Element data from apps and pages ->
=-=-=
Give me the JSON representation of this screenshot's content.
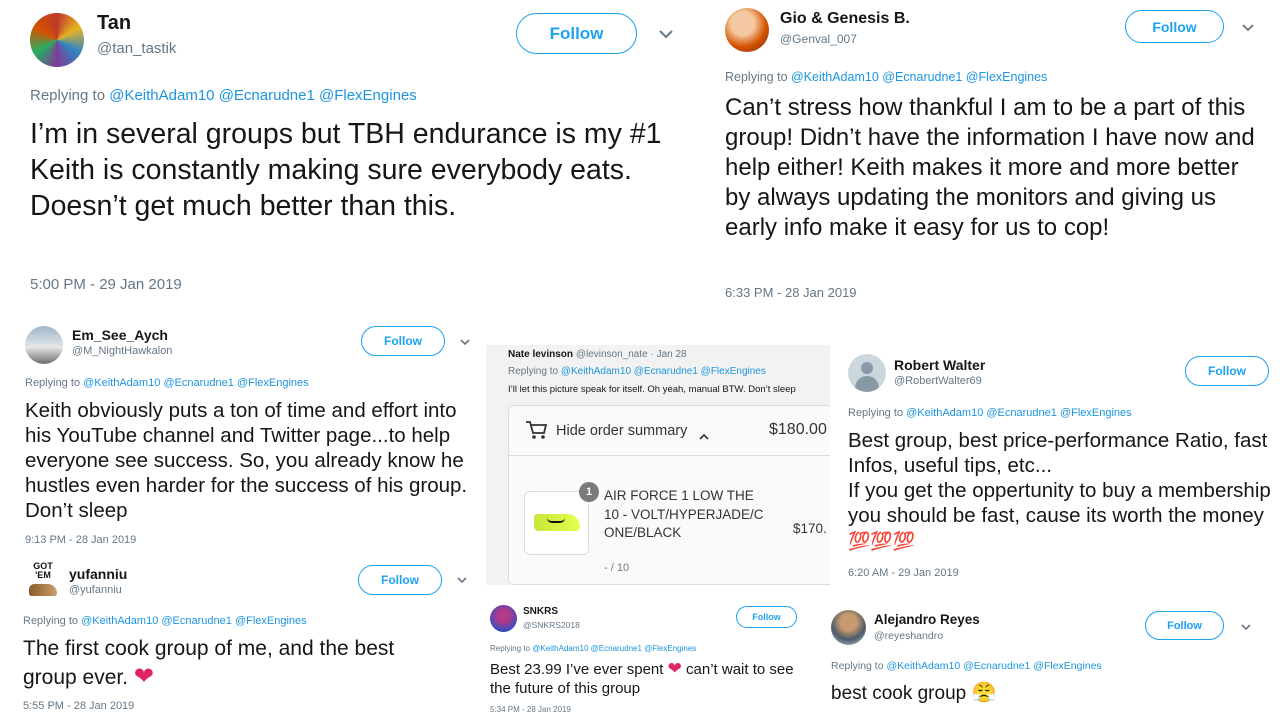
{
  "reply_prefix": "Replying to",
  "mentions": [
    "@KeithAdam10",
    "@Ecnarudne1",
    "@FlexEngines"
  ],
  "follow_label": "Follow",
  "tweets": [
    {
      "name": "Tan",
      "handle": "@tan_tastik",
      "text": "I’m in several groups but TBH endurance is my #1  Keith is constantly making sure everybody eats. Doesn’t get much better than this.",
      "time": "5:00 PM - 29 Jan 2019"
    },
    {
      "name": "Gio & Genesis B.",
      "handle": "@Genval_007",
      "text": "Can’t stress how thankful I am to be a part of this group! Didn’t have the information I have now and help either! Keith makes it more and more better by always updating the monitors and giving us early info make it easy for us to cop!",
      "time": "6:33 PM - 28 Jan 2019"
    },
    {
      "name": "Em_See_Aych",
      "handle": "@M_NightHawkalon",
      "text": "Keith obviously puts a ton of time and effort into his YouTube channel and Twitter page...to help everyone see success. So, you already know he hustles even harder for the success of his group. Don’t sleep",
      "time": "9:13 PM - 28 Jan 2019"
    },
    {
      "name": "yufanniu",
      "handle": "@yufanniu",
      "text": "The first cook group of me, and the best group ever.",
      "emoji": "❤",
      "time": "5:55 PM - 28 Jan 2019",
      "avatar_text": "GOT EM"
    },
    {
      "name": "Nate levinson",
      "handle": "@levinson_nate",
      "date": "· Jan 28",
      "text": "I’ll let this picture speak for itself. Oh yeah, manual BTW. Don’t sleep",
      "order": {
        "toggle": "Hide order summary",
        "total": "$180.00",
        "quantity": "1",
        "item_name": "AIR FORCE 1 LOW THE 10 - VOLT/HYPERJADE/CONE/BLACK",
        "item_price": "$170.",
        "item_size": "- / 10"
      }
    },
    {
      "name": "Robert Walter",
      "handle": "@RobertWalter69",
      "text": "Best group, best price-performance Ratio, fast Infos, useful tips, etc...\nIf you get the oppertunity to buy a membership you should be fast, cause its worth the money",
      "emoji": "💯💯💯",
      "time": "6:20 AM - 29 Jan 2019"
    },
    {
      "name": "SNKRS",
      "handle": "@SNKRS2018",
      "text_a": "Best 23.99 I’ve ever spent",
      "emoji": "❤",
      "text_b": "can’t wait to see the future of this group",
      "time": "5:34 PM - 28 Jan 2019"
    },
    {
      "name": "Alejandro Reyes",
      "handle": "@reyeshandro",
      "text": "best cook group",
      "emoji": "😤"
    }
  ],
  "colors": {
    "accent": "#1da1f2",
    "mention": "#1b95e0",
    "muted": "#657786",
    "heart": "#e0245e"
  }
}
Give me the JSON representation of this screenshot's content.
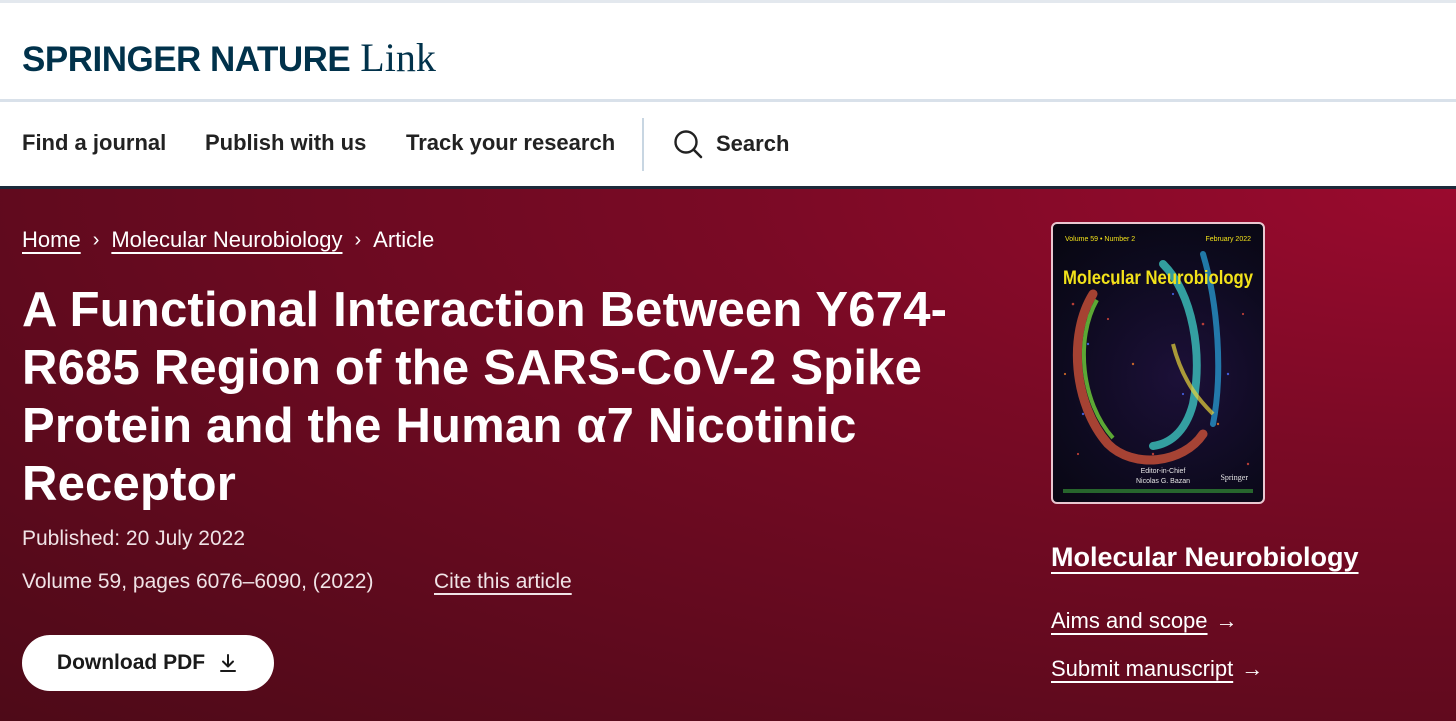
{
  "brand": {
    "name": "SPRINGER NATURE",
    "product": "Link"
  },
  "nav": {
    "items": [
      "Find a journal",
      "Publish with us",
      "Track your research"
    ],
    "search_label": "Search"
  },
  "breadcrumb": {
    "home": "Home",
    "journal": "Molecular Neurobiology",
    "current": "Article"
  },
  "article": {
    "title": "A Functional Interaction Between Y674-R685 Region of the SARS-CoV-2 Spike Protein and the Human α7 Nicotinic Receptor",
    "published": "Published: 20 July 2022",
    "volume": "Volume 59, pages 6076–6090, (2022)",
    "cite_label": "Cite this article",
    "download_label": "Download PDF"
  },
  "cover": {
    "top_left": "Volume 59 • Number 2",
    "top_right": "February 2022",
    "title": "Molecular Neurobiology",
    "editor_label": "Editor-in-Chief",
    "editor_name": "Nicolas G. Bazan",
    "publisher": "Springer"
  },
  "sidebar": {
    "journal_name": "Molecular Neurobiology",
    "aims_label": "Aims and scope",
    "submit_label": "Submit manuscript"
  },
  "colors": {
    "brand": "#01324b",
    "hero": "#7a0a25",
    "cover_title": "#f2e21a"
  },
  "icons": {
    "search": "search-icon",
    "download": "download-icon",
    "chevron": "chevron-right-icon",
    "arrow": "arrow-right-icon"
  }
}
=-=-=
WORK REQUEST -> Copy the records above exactly. The pictures are not part of the copy.

TASK RESPONSE ->
Give me the JSON representation of this screenshot's content.
{
  "reply_prefix": "Replying to",
  "mentions": [
    "@KeithAdam10",
    "@Ecnarudne1",
    "@FlexEngines"
  ],
  "follow_label": "Follow",
  "tweets": [
    {
      "name": "Tan",
      "handle": "@tan_tastik",
      "text": "I’m in several groups but TBH endurance is my #1  Keith is constantly making sure everybody eats. Doesn’t get much better than this.",
      "time": "5:00 PM - 29 Jan 2019"
    },
    {
      "name": "Gio & Genesis B.",
      "handle": "@Genval_007",
      "text": "Can’t stress how thankful I am to be a part of this group! Didn’t have the information I have now and help either! Keith makes it more and more better by always updating the monitors and giving us early info make it easy for us to cop!",
      "time": "6:33 PM - 28 Jan 2019"
    },
    {
      "name": "Em_See_Aych",
      "handle": "@M_NightHawkalon",
      "text": "Keith obviously puts a ton of time and effort into his YouTube channel and Twitter page...to help everyone see success. So, you already know he hustles even harder for the success of his group. Don’t sleep",
      "time": "9:13 PM - 28 Jan 2019"
    },
    {
      "name": "yufanniu",
      "handle": "@yufanniu",
      "text": "The first cook group of me, and the best group ever.",
      "emoji": "❤",
      "time": "5:55 PM - 28 Jan 2019",
      "avatar_text": "GOT EM"
    },
    {
      "name": "Nate levinson",
      "handle": "@levinson_nate",
      "date": "· Jan 28",
      "text": "I’ll let this picture speak for itself. Oh yeah, manual BTW. Don’t sleep",
      "order": {
        "toggle": "Hide order summary",
        "total": "$180.00",
        "quantity": "1",
        "item_name": "AIR FORCE 1 LOW THE 10 - VOLT/HYPERJADE/CONE/BLACK",
        "item_price": "$170.",
        "item_size": "- / 10"
      }
    },
    {
      "name": "Robert Walter",
      "handle": "@RobertWalter69",
      "text": "Best group, best price-performance Ratio, fast Infos, useful tips, etc...\nIf you get the oppertunity to buy a membership you should be fast, cause its worth the money",
      "emoji": "💯💯💯",
      "time": "6:20 AM - 29 Jan 2019"
    },
    {
      "name": "SNKRS",
      "handle": "@SNKRS2018",
      "text_a": "Best 23.99 I’ve ever spent",
      "emoji": "❤",
      "text_b": "can’t wait to see the future of this group",
      "time": "5:34 PM - 28 Jan 2019"
    },
    {
      "name": "Alejandro Reyes",
      "handle": "@reyeshandro",
      "text": "best cook group",
      "emoji": "😤"
    }
  ],
  "colors": {
    "accent": "#1da1f2",
    "mention": "#1b95e0",
    "muted": "#657786",
    "heart": "#e0245e"
  }
}
Give me the JSON representation of this screenshot's content.
{
  "brand": {
    "name": "SPRINGER NATURE",
    "product": "Link"
  },
  "nav": {
    "items": [
      "Find a journal",
      "Publish with us",
      "Track your research"
    ],
    "search_label": "Search"
  },
  "breadcrumb": {
    "home": "Home",
    "journal": "Molecular Neurobiology",
    "current": "Article"
  },
  "article": {
    "title": "A Functional Interaction Between Y674-R685 Region of the SARS-CoV-2 Spike Protein and the Human α7 Nicotinic Receptor",
    "published": "Published: 20 July 2022",
    "volume": "Volume 59, pages 6076–6090, (2022)",
    "cite_label": "Cite this article",
    "download_label": "Download PDF"
  },
  "cover": {
    "top_left": "Volume 59 • Number 2",
    "top_right": "February 2022",
    "title": "Molecular Neurobiology",
    "editor_label": "Editor-in-Chief",
    "editor_name": "Nicolas G. Bazan",
    "publisher": "Springer"
  },
  "sidebar": {
    "journal_name": "Molecular Neurobiology",
    "aims_label": "Aims and scope",
    "submit_label": "Submit manuscript"
  },
  "colors": {
    "brand": "#01324b",
    "hero": "#7a0a25",
    "cover_title": "#f2e21a"
  },
  "icons": {
    "search": "search-icon",
    "download": "download-icon",
    "chevron": "chevron-right-icon",
    "arrow": "arrow-right-icon"
  }
}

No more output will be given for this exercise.